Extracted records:
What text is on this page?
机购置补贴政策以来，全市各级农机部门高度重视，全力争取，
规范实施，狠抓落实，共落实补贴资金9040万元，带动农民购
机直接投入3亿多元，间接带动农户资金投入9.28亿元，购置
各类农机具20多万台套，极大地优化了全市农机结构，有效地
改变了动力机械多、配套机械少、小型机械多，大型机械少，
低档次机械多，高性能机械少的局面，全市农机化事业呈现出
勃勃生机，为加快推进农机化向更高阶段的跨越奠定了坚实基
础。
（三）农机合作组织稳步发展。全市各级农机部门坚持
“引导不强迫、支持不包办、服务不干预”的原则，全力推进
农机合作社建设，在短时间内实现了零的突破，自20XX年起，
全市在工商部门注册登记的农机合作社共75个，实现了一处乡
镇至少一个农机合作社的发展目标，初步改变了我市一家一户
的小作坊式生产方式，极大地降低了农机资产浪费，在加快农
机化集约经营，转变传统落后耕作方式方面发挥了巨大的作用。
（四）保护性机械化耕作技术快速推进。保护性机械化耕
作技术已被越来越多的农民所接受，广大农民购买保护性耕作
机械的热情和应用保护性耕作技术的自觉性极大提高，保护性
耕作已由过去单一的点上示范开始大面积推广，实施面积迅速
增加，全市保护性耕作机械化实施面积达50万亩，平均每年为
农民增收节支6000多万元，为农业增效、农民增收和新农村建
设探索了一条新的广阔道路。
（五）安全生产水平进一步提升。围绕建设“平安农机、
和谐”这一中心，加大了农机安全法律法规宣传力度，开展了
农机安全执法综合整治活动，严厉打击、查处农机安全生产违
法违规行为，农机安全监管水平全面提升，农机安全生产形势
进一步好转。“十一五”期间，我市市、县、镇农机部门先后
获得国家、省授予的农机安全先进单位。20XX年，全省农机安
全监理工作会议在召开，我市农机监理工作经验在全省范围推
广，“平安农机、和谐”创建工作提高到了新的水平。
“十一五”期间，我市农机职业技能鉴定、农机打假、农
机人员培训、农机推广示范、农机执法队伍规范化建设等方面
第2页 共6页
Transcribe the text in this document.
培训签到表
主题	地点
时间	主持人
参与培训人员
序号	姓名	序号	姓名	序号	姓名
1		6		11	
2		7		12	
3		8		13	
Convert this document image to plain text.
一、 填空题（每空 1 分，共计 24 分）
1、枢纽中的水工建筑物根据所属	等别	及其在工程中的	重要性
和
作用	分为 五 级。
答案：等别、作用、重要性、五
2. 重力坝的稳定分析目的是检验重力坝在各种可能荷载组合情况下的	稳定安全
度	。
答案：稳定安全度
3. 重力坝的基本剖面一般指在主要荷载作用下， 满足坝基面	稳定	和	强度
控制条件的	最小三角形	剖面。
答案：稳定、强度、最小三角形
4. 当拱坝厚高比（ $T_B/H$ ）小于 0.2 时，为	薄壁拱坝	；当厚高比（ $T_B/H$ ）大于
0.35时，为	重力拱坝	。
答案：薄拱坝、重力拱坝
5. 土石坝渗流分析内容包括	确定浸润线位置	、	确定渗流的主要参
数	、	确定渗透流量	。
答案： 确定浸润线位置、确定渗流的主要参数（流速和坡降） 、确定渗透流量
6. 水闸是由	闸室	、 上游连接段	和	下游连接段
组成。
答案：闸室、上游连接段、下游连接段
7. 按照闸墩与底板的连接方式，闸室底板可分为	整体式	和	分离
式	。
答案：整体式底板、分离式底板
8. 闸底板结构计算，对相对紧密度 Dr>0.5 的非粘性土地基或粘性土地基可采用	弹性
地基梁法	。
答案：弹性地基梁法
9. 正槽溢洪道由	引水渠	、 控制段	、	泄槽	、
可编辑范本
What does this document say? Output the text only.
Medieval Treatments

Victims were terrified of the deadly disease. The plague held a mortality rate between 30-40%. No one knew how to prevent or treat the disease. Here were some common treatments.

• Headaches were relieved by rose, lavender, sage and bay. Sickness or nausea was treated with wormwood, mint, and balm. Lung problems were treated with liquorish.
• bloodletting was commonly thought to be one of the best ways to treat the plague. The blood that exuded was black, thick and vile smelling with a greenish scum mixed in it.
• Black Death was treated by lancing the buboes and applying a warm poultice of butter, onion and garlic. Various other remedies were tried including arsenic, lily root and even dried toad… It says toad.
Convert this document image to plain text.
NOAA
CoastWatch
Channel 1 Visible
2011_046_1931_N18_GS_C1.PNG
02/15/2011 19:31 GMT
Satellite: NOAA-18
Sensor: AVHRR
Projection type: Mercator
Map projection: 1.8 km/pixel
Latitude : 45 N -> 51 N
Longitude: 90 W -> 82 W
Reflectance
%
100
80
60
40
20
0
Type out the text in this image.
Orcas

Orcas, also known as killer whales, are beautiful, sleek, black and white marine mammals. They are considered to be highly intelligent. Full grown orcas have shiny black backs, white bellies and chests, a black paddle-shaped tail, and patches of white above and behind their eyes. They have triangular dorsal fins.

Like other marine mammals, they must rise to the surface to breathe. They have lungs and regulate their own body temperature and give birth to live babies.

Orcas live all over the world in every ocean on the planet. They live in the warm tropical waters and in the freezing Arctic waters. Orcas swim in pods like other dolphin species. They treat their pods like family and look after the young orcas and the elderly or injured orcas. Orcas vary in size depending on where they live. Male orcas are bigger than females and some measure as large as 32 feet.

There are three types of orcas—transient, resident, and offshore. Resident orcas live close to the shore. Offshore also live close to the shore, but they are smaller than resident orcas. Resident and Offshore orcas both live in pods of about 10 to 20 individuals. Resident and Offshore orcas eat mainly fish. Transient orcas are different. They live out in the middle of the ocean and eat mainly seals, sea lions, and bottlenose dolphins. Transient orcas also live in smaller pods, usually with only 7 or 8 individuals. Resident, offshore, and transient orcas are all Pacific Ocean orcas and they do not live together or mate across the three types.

THE TASK - In the listing, find each line with the string "were" and copy it.

EXPECTED ANSWER -
Victims were terrified of the deadly disease. The plague held a mortality rate between 30-40%. No one knew how to prevent or treat the disease. Here were some common treatments.
• Headaches were relieved by rose, lavender, sage and bay. Sickness or nausea was treated with wormwood, mint, and balm. Lung problems were treated with liquorish.
• Black Death was treated by lancing the buboes and applying a warm poultice of butter, onion and garlic. Various other remedies were tried including arsenic, lily root and even dried toad… It says toad.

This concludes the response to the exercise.